(Stored items)
---------------

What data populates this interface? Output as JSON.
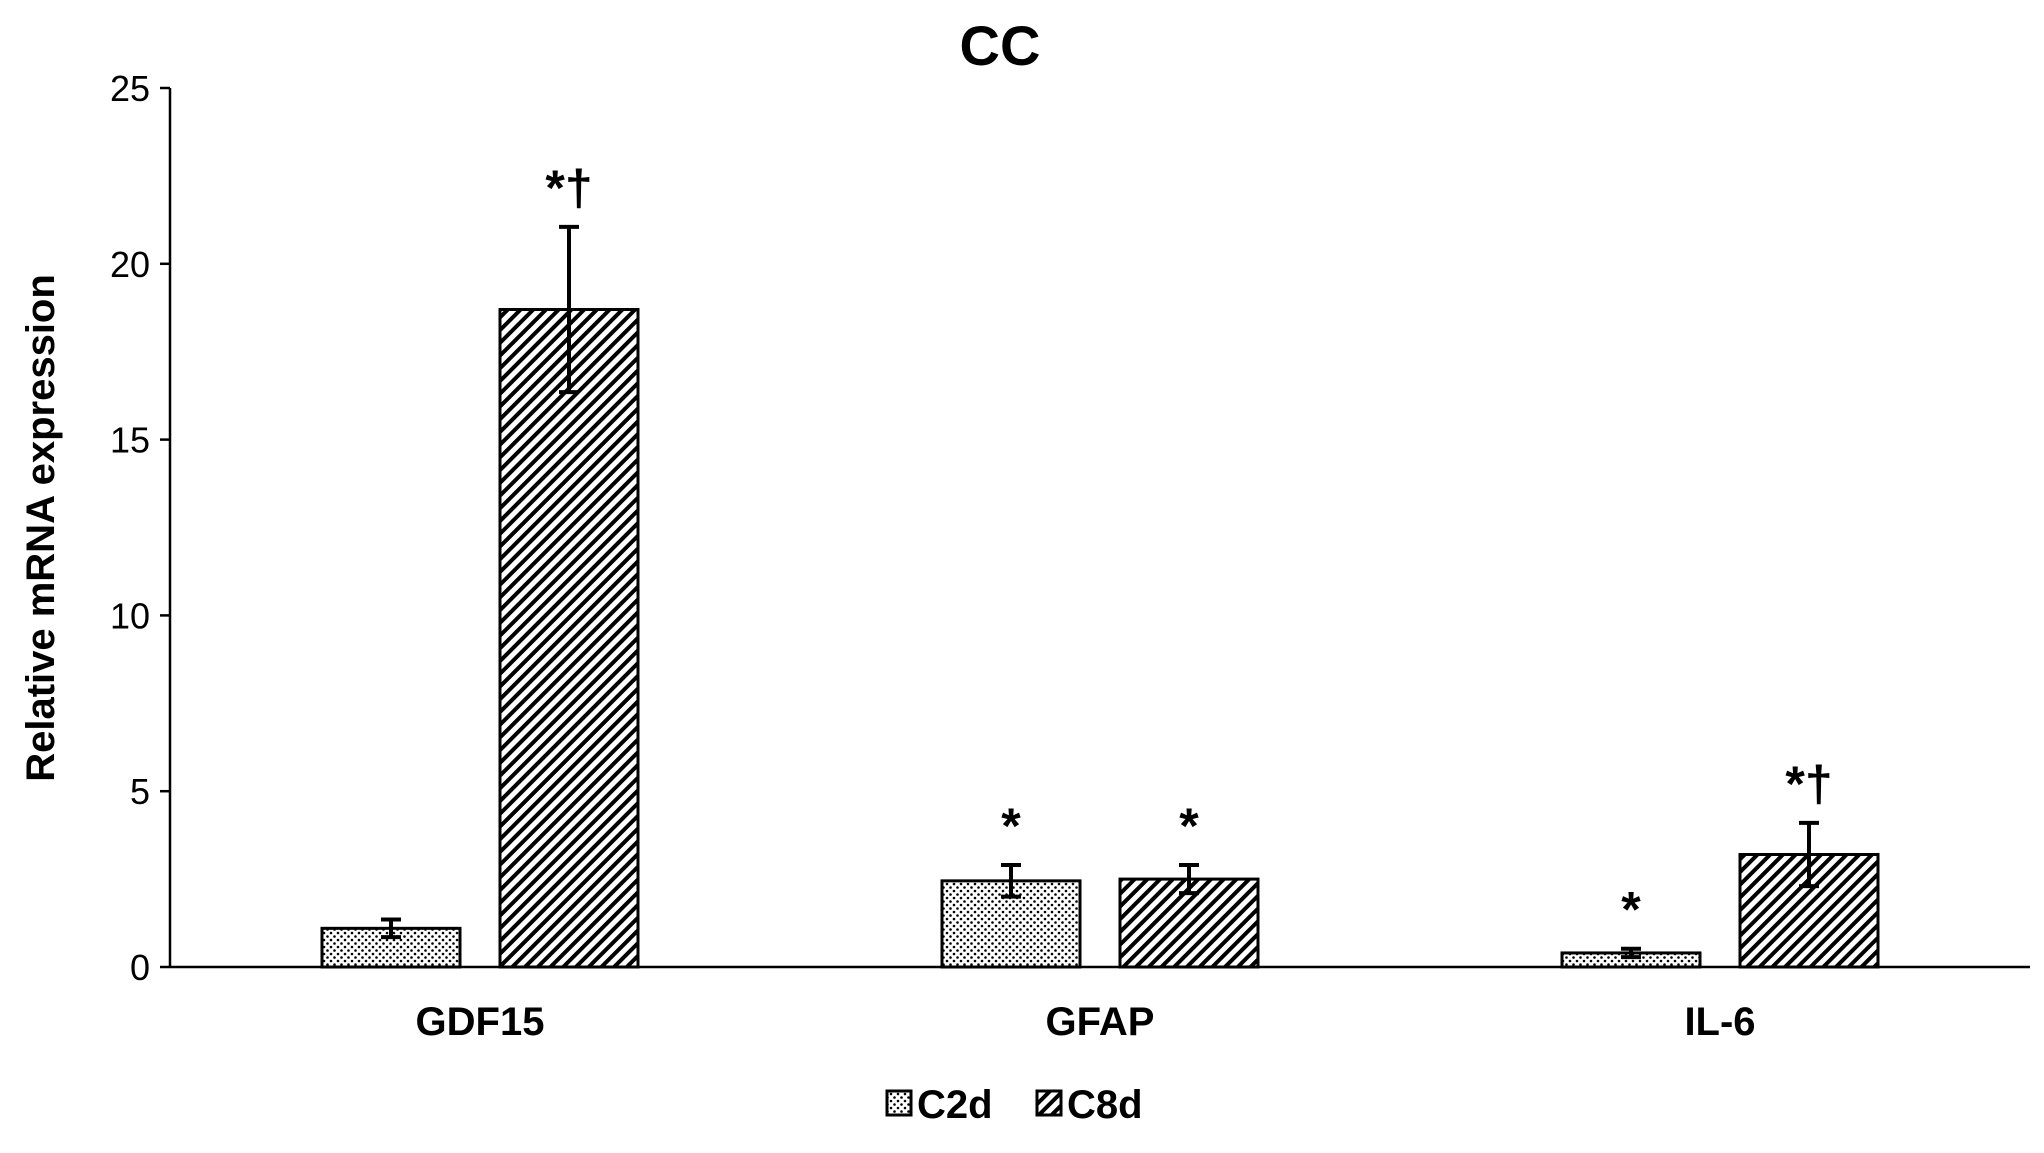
{
  "chart_data": {
    "type": "bar",
    "title": "CC",
    "xlabel": "",
    "ylabel": "Relative mRNA expression",
    "ylim": [
      0,
      25
    ],
    "yticks": [
      0,
      5,
      10,
      15,
      20,
      25
    ],
    "grid": false,
    "legend_position": "bottom-center",
    "categories": [
      "GDF15",
      "GFAP",
      "IL-6"
    ],
    "series": [
      {
        "name": "C2d",
        "pattern": "dotted",
        "values": [
          1.1,
          2.45,
          0.4
        ],
        "errors": [
          0.25,
          0.45,
          0.12
        ],
        "annotations": [
          "",
          "*",
          "*"
        ]
      },
      {
        "name": "C8d",
        "pattern": "diagonal-hatch",
        "values": [
          18.7,
          2.5,
          3.2
        ],
        "errors": [
          2.35,
          0.4,
          0.9
        ],
        "annotations": [
          "*†",
          "*",
          "*†"
        ]
      }
    ]
  },
  "colors": {
    "axis": "#000000",
    "bar_outline": "#000000",
    "bar_pattern": "#000000",
    "background": "#ffffff"
  }
}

---------------

The task:
Transcribe every entry word for word, but omit the pictures.

Your solution:
What data populates this interface? Output as JSON.
{
  "chart_data": {
    "type": "bar",
    "title": "CC",
    "xlabel": "",
    "ylabel": "Relative mRNA expression",
    "ylim": [
      0,
      25
    ],
    "yticks": [
      0,
      5,
      10,
      15,
      20,
      25
    ],
    "grid": false,
    "legend_position": "bottom-center",
    "categories": [
      "GDF15",
      "GFAP",
      "IL-6"
    ],
    "series": [
      {
        "name": "C2d",
        "pattern": "dotted",
        "values": [
          1.1,
          2.45,
          0.4
        ],
        "errors": [
          0.25,
          0.45,
          0.12
        ],
        "annotations": [
          "",
          "*",
          "*"
        ]
      },
      {
        "name": "C8d",
        "pattern": "diagonal-hatch",
        "values": [
          18.7,
          2.5,
          3.2
        ],
        "errors": [
          2.35,
          0.4,
          0.9
        ],
        "annotations": [
          "*†",
          "*",
          "*†"
        ]
      }
    ]
  },
  "colors": {
    "axis": "#000000",
    "bar_outline": "#000000",
    "bar_pattern": "#000000",
    "background": "#ffffff"
  }
}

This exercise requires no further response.